THE PROBLEM => Print, please, the line that contains "Transcribe this image's" and each line after it to the end of the entries, unchanged and with nothing else.

Extracted records:
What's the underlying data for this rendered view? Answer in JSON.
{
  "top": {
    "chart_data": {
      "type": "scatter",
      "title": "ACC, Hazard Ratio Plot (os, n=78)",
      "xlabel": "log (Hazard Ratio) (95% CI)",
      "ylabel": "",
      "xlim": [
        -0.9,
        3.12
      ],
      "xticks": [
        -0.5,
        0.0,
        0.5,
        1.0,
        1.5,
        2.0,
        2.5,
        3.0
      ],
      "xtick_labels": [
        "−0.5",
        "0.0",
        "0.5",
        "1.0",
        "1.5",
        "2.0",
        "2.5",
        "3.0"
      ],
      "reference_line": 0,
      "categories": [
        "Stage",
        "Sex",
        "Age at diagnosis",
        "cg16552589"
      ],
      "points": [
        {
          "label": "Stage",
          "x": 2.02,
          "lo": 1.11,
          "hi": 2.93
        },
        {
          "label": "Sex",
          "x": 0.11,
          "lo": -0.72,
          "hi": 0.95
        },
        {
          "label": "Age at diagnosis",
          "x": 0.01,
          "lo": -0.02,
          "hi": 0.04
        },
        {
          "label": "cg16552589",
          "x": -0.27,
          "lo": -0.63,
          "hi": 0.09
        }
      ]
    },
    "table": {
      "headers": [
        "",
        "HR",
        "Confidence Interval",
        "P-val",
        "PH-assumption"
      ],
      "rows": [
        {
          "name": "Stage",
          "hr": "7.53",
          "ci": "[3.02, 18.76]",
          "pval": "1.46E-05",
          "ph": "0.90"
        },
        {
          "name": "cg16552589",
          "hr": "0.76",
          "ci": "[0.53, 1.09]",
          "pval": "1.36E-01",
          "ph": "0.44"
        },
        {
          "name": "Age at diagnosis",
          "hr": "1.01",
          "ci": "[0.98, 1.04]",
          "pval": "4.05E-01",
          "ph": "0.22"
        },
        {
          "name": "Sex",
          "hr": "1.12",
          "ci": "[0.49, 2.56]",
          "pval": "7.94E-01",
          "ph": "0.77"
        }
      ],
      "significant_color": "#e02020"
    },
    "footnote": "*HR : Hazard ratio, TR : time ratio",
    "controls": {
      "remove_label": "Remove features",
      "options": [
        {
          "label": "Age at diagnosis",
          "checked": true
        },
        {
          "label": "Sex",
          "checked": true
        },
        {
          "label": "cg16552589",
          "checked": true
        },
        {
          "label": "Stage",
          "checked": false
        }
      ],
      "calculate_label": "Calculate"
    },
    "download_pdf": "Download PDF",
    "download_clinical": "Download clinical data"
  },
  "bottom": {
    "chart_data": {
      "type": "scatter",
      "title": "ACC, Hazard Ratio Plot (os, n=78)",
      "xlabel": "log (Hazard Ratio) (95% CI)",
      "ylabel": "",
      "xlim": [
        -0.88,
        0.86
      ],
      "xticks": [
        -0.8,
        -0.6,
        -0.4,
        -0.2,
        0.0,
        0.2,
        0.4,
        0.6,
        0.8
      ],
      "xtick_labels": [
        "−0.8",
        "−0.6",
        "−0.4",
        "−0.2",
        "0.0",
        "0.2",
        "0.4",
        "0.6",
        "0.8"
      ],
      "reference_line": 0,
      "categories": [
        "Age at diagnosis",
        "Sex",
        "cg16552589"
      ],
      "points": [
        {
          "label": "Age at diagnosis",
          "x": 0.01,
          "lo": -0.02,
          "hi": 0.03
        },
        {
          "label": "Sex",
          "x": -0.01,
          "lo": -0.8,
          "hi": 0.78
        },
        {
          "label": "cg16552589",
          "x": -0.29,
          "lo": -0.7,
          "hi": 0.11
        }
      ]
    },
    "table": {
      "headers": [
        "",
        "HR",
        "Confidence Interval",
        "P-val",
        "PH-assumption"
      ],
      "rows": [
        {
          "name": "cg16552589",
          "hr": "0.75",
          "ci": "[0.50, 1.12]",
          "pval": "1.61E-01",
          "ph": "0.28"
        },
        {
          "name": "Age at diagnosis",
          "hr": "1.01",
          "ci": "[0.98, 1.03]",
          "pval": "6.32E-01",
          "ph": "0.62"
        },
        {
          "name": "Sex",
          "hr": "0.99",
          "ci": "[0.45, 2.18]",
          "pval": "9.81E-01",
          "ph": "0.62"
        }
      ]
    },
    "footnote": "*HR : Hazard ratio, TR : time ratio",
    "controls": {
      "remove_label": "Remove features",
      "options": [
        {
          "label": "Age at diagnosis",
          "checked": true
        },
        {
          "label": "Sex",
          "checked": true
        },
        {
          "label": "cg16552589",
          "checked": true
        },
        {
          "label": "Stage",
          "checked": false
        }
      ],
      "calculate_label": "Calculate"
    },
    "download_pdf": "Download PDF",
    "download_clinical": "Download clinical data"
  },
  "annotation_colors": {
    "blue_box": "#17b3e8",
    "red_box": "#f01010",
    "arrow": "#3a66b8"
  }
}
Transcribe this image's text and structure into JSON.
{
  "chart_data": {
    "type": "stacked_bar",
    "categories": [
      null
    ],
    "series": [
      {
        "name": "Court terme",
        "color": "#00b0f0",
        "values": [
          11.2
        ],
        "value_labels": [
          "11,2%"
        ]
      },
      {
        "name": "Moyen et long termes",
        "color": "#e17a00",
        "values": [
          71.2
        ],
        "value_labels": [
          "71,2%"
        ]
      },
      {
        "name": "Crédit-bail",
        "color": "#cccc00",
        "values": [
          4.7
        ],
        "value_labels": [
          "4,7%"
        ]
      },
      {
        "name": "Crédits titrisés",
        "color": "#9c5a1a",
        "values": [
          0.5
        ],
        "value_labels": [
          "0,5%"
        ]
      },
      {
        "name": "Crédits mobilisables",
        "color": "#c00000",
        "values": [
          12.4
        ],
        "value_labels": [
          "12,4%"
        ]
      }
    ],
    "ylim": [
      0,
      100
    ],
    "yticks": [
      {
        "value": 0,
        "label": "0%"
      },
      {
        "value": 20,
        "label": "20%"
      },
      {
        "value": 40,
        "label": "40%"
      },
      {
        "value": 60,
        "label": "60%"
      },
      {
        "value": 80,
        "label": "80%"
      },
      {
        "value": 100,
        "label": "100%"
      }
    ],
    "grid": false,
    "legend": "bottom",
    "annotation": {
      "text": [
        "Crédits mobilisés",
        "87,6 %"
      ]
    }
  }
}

REPLY =>
Transcribe this image's text and structure into JSON.
{
  "chart_data": {
    "type": "stacked_bar",
    "categories": [
      null
    ],
    "series": [
      {
        "name": "Court terme",
        "color": "#00b0f0",
        "values": [
          11.2
        ],
        "value_labels": [
          "11,2%"
        ]
      },
      {
        "name": "Moyen et long termes",
        "color": "#e17a00",
        "values": [
          71.2
        ],
        "value_labels": [
          "71,2%"
        ]
      },
      {
        "name": "Crédit-bail",
        "color": "#cccc00",
        "values": [
          4.7
        ],
        "value_labels": [
          "4,7%"
        ]
      },
      {
        "name": "Crédits titrisés",
        "color": "#9c5a1a",
        "values": [
          0.5
        ],
        "value_labels": [
          "0,5%"
        ]
      },
      {
        "name": "Crédits mobilisables",
        "color": "#c00000",
        "values": [
          12.4
        ],
        "value_labels": [
          "12,4%"
        ]
      }
    ],
    "ylim": [
      0,
      100
    ],
    "yticks": [
      {
        "value": 0,
        "label": "0%"
      },
      {
        "value": 20,
        "label": "20%"
      },
      {
        "value": 40,
        "label": "40%"
      },
      {
        "value": 60,
        "label": "60%"
      },
      {
        "value": 80,
        "label": "80%"
      },
      {
        "value": 100,
        "label": "100%"
      }
    ],
    "grid": false,
    "legend": "bottom",
    "annotation": {
      "text": [
        "Crédits mobilisés",
        "87,6 %"
      ]
    }
  }
}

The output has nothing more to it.